## Task details
Write out each entry again. Keep every word exactly as it is.

## Excerpted records
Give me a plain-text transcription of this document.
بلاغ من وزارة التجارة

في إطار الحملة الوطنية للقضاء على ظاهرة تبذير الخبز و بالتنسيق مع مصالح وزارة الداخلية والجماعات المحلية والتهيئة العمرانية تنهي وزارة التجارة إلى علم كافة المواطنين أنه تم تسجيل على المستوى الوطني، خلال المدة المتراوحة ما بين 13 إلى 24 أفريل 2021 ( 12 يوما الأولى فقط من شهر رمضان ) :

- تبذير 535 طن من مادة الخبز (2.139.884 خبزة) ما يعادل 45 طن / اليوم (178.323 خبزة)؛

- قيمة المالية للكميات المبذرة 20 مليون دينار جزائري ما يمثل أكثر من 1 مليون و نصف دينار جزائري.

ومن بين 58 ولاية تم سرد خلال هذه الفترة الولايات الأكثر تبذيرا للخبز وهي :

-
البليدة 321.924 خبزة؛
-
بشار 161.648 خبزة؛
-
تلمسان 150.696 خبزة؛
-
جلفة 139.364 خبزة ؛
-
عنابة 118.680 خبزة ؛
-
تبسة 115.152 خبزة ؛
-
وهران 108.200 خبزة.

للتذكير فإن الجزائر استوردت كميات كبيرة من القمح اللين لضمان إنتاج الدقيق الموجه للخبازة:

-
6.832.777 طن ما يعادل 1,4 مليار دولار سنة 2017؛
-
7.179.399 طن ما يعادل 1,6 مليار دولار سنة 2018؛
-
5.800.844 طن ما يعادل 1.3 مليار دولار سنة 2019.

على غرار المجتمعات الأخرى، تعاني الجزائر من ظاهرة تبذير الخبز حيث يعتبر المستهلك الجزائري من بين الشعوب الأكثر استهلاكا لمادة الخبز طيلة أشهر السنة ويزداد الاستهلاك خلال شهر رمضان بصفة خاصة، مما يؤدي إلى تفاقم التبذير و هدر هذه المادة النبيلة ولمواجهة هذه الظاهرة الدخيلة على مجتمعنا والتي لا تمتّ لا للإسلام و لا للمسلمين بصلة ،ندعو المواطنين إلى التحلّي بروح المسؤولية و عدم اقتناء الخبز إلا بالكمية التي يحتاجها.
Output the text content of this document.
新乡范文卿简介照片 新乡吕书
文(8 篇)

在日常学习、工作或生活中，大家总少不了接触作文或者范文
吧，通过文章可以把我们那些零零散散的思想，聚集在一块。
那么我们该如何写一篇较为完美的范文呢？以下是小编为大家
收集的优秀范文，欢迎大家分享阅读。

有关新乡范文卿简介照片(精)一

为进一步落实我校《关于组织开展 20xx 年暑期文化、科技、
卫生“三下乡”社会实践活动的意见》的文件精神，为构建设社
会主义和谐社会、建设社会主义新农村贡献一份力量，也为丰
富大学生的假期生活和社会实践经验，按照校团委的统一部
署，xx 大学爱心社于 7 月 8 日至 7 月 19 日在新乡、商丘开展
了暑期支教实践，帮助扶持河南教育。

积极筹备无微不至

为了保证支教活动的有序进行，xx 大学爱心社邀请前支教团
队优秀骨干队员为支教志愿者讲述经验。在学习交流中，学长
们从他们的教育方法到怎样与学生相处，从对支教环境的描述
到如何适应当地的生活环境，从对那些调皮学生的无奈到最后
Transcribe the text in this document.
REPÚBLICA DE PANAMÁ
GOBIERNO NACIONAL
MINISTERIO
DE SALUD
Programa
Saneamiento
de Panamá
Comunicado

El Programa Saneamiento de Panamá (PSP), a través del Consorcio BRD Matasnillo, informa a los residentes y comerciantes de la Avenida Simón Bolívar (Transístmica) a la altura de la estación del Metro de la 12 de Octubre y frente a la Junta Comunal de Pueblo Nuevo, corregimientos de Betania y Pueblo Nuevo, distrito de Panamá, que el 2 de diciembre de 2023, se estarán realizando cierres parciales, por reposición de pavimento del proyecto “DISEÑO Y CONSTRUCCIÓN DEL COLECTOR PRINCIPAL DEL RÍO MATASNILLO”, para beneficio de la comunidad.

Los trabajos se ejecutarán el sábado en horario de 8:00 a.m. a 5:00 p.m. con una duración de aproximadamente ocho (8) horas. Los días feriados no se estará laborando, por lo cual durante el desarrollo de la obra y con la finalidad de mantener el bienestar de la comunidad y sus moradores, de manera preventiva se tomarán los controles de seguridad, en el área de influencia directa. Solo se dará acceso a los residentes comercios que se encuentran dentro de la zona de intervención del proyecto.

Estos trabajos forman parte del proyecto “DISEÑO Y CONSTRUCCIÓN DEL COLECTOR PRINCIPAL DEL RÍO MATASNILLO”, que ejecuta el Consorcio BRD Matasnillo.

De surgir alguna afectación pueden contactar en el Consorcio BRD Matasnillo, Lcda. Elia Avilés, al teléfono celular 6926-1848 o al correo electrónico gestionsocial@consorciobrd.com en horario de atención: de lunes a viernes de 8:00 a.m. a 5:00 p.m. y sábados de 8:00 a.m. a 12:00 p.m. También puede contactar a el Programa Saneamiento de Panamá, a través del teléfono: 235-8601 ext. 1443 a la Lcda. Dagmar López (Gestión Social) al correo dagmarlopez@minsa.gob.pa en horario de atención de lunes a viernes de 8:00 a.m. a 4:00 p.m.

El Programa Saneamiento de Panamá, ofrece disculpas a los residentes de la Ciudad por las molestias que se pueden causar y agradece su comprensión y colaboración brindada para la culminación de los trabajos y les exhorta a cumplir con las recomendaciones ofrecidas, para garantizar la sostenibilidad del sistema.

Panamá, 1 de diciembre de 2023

## Correct answer
Give me a plain-text transcription of this document.
بلاغ من وزارة التجارة

في إطار الحملة الوطنية للقضاء على ظاهرة تبذير الخبز و بالتنسيق مع مصالح وزارة الداخلية والجماعات المحلية والتهيئة العمرانية تنهي وزارة التجارة إلى علم كافة المواطنين أنه تم تسجيل على المستوى الوطني، خلال المدة المتراوحة ما بين 13 إلى 24 أفريل 2021 ( 12 يوما الأولى فقط من شهر رمضان ) :

- تبذير 535 طن من مادة الخبز (2.139.884 خبزة) ما يعادل 45 طن / اليوم (178.323 خبزة)؛

- قيمة المالية للكميات المبذرة 20 مليون دينار جزائري ما يمثل أكثر من 1 مليون و نصف دينار جزائري.

ومن بين 58 ولاية تم سرد خلال هذه الفترة الولايات الأكثر تبذيرا للخبز وهي :

-
البليدة 321.924 خبزة؛
-
بشار 161.648 خبزة؛
-
تلمسان 150.696 خبزة؛
-
جلفة 139.364 خبزة ؛
-
عنابة 118.680 خبزة ؛
-
تبسة 115.152 خبزة ؛
-
وهران 108.200 خبزة.

للتذكير فإن الجزائر استوردت كميات كبيرة من القمح اللين لضمان إنتاج الدقيق الموجه للخبازة:

-
6.832.777 طن ما يعادل 1,4 مليار دولار سنة 2017؛
-
7.179.399 طن ما يعادل 1,6 مليار دولار سنة 2018؛
-
5.800.844 طن ما يعادل 1.3 مليار دولار سنة 2019.

على غرار المجتمعات الأخرى، تعاني الجزائر من ظاهرة تبذير الخبز حيث يعتبر المستهلك الجزائري من بين الشعوب الأكثر استهلاكا لمادة الخبز طيلة أشهر السنة ويزداد الاستهلاك خلال شهر رمضان بصفة خاصة، مما يؤدي إلى تفاقم التبذير و هدر هذه المادة النبيلة ولمواجهة هذه الظاهرة الدخيلة على مجتمعنا والتي لا تمتّ لا للإسلام و لا للمسلمين بصلة ،ندعو المواطنين إلى التحلّي بروح المسؤولية و عدم اقتناء الخبز إلا بالكمية التي يحتاجها.
Output the text content of this document.
新乡范文卿简介照片 新乡吕书
文(8 篇)

在日常学习、工作或生活中，大家总少不了接触作文或者范文
吧，通过文章可以把我们那些零零散散的思想，聚集在一块。
那么我们该如何写一篇较为完美的范文呢？以下是小编为大家
收集的优秀范文，欢迎大家分享阅读。

有关新乡范文卿简介照片(精)一

为进一步落实我校《关于组织开展 20xx 年暑期文化、科技、
卫生“三下乡”社会实践活动的意见》的文件精神，为构建设社
会主义和谐社会、建设社会主义新农村贡献一份力量，也为丰
富大学生的假期生活和社会实践经验，按照校团委的统一部
署，xx 大学爱心社于 7 月 8 日至 7 月 19 日在新乡、商丘开展
了暑期支教实践，帮助扶持河南教育。

积极筹备无微不至

为了保证支教活动的有序进行，xx 大学爱心社邀请前支教团
队优秀骨干队员为支教志愿者讲述经验。在学习交流中，学长
们从他们的教育方法到怎样与学生相处，从对支教环境的描述
到如何适应当地的生活环境，从对那些调皮学生的无奈到最后
Transcribe the text in this document.
REPÚBLICA DE PANAMÁ
GOBIERNO NACIONAL
MINISTERIO
DE SALUD
Programa
Saneamiento
de Panamá
Comunicado

El Programa Saneamiento de Panamá (PSP), a través del Consorcio BRD Matasnillo, informa a los residentes y comerciantes de la Avenida Simón Bolívar (Transístmica) a la altura de la estación del Metro de la 12 de Octubre y frente a la Junta Comunal de Pueblo Nuevo, corregimientos de Betania y Pueblo Nuevo, distrito de Panamá, que el 2 de diciembre de 2023, se estarán realizando cierres parciales, por reposición de pavimento del proyecto “DISEÑO Y CONSTRUCCIÓN DEL COLECTOR PRINCIPAL DEL RÍO MATASNILLO”, para beneficio de la comunidad.

Los trabajos se ejecutarán el sábado en horario de 8:00 a.m. a 5:00 p.m. con una duración de aproximadamente ocho (8) horas. Los días feriados no se estará laborando, por lo cual durante el desarrollo de la obra y con la finalidad de mantener el bienestar de la comunidad y sus moradores, de manera preventiva se tomarán los controles de seguridad, en el área de influencia directa. Solo se dará acceso a los residentes comercios que se encuentran dentro de la zona de intervención del proyecto.

Estos trabajos forman parte del proyecto “DISEÑO Y CONSTRUCCIÓN DEL COLECTOR PRINCIPAL DEL RÍO MATASNILLO”, que ejecuta el Consorcio BRD Matasnillo.

De surgir alguna afectación pueden contactar en el Consorcio BRD Matasnillo, Lcda. Elia Avilés, al teléfono celular 6926-1848 o al correo electrónico gestionsocial@consorciobrd.com en horario de atención: de lunes a viernes de 8:00 a.m. a 5:00 p.m. y sábados de 8:00 a.m. a 12:00 p.m. También puede contactar a el Programa Saneamiento de Panamá, a través del teléfono: 235-8601 ext. 1443 a la Lcda. Dagmar López (Gestión Social) al correo dagmarlopez@minsa.gob.pa en horario de atención de lunes a viernes de 8:00 a.m. a 4:00 p.m.

El Programa Saneamiento de Panamá, ofrece disculpas a los residentes de la Ciudad por las molestias que se pueden causar y agradece su comprensión y colaboración brindada para la culminación de los trabajos y les exhorta a cumplir con las recomendaciones ofrecidas, para garantizar la sostenibilidad del sistema.

Panamá, 1 de diciembre de 2023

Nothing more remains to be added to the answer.